# start of Entries supplied
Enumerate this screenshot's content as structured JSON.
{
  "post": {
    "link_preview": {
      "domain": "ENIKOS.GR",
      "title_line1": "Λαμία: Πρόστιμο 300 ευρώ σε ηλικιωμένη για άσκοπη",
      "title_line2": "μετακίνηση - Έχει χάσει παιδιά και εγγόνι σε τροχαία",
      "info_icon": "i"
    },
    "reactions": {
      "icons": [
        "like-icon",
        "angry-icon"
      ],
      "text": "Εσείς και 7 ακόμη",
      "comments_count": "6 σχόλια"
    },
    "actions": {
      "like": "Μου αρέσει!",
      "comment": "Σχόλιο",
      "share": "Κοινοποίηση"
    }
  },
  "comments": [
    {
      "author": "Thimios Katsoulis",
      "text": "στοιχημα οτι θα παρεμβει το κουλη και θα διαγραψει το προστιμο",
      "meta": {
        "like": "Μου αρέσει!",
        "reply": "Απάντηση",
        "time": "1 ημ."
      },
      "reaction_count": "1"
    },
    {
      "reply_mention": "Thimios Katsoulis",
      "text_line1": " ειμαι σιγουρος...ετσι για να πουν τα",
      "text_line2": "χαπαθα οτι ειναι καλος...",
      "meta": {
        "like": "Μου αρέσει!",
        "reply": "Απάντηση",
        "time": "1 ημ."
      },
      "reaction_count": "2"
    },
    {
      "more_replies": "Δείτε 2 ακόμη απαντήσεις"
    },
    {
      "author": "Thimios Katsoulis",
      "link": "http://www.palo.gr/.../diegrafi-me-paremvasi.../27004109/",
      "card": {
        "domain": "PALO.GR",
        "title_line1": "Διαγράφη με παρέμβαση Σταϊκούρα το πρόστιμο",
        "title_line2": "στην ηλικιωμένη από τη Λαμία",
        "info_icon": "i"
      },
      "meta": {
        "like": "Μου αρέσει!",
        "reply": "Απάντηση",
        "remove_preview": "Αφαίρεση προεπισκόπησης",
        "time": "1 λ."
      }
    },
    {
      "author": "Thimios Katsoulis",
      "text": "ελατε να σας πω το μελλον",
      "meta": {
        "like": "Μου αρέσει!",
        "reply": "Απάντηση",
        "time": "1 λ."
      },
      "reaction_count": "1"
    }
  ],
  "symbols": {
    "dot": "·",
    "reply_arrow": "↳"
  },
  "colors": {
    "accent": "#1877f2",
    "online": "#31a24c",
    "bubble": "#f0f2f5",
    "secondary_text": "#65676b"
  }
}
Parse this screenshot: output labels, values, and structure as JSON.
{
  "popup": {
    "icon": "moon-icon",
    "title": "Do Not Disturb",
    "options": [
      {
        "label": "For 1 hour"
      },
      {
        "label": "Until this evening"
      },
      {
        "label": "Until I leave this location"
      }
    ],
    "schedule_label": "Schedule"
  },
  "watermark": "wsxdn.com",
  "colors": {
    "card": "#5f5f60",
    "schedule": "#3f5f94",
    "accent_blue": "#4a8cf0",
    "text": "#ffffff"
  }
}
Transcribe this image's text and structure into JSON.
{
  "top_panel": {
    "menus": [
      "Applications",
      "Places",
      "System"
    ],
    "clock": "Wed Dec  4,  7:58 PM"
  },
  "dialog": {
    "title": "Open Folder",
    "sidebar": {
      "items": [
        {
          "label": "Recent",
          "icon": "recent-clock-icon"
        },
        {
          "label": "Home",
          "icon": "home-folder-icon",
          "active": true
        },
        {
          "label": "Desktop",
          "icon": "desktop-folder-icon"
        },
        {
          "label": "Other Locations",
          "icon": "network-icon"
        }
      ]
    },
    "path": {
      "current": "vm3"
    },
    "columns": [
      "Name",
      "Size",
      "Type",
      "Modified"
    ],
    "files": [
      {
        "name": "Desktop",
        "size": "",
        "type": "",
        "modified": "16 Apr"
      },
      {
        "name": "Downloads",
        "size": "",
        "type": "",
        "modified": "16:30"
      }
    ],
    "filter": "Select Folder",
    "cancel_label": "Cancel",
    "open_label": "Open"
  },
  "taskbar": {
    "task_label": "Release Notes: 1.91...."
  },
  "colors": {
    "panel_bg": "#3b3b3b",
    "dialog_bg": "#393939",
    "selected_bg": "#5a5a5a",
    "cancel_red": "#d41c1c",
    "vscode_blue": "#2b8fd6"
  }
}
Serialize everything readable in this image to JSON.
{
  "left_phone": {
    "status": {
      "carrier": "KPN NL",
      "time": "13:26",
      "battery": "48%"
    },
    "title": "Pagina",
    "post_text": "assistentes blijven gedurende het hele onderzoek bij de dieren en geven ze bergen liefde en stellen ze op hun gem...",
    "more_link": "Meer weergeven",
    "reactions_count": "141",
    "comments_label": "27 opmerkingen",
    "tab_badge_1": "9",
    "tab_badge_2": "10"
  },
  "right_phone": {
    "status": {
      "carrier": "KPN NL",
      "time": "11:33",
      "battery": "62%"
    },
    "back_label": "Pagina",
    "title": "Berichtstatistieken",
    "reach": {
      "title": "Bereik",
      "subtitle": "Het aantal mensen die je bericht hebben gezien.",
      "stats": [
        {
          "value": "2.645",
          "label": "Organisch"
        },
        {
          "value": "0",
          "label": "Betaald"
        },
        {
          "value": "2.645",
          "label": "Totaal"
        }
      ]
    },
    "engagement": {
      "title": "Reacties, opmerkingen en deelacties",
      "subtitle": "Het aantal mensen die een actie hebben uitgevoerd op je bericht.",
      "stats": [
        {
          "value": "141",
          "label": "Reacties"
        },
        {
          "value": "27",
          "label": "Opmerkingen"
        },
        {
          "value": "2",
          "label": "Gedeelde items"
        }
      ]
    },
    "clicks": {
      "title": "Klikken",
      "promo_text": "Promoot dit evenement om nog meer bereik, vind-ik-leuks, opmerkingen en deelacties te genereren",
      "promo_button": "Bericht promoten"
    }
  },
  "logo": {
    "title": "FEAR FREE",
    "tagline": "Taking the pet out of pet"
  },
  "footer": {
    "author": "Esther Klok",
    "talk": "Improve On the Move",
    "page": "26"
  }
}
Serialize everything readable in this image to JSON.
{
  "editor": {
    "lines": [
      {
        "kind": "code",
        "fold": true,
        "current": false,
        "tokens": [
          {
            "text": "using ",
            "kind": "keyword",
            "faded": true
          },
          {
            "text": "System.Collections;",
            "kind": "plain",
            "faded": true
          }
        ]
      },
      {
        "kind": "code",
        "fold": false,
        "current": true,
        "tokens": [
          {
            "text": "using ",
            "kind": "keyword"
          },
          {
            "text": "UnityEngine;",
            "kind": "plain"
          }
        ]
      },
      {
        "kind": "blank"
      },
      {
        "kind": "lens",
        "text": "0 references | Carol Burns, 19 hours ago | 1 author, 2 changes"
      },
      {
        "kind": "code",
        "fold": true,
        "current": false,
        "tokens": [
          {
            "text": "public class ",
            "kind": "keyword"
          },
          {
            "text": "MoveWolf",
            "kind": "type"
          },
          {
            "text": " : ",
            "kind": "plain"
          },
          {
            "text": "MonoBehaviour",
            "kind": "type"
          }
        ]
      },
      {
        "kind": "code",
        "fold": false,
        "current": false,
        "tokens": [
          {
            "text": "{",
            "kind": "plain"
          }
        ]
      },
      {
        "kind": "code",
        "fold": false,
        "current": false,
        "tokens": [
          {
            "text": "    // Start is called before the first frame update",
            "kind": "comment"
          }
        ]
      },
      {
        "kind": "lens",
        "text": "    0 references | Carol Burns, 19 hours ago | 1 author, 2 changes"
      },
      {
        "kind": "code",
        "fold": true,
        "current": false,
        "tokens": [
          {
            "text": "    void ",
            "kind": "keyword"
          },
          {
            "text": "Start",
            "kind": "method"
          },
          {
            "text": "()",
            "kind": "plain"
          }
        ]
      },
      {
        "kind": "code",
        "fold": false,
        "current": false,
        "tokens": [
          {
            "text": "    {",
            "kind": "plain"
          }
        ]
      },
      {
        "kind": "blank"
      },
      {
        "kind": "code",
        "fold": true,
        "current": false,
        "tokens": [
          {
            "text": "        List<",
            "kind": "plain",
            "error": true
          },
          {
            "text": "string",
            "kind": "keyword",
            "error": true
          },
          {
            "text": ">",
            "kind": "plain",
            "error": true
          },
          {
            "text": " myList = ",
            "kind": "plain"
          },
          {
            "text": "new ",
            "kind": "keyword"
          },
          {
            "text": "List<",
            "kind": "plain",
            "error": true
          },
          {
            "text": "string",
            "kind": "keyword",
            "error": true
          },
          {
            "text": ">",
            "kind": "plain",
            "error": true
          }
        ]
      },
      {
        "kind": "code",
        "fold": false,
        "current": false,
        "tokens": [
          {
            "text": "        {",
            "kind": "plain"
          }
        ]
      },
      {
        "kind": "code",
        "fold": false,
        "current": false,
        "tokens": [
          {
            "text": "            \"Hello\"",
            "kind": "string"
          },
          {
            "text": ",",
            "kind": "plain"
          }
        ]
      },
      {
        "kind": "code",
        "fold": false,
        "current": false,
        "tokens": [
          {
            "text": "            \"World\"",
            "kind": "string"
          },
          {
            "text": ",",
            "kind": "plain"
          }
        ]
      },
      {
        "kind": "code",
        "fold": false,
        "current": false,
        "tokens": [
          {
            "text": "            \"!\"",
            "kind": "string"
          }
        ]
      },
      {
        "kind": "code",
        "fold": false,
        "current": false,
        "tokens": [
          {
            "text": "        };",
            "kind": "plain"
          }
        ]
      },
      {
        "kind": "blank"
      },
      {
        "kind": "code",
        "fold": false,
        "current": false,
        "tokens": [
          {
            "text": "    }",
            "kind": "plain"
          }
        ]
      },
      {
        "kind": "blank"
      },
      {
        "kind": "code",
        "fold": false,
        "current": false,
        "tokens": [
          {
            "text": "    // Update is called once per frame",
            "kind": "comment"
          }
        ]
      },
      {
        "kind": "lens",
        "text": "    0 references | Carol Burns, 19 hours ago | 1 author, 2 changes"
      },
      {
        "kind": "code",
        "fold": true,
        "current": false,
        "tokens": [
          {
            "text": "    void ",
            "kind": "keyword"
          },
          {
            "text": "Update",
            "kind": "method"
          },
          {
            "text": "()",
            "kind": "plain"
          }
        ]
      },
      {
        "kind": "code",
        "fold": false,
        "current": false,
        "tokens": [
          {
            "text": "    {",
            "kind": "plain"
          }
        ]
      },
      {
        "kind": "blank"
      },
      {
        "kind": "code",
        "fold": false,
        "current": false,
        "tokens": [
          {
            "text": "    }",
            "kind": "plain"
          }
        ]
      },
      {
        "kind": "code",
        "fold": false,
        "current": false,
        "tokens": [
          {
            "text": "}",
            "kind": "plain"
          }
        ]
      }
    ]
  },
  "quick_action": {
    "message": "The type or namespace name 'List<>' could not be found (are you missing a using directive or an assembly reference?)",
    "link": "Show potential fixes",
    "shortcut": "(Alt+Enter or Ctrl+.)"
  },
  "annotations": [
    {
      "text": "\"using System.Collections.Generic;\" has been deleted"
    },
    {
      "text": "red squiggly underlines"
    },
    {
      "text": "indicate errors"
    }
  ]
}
# end of Entries supplied
**Exercise directions:**
Scan the data above; copy every line where "JSON" appears.

**Output below:**
Enumerate this screenshot's content as structured JSON.
Parse this screenshot: output labels, values, and structure as JSON.
Transcribe this image's text and structure into JSON.
Serialize everything readable in this image to JSON.
Serialize everything readable in this image to JSON.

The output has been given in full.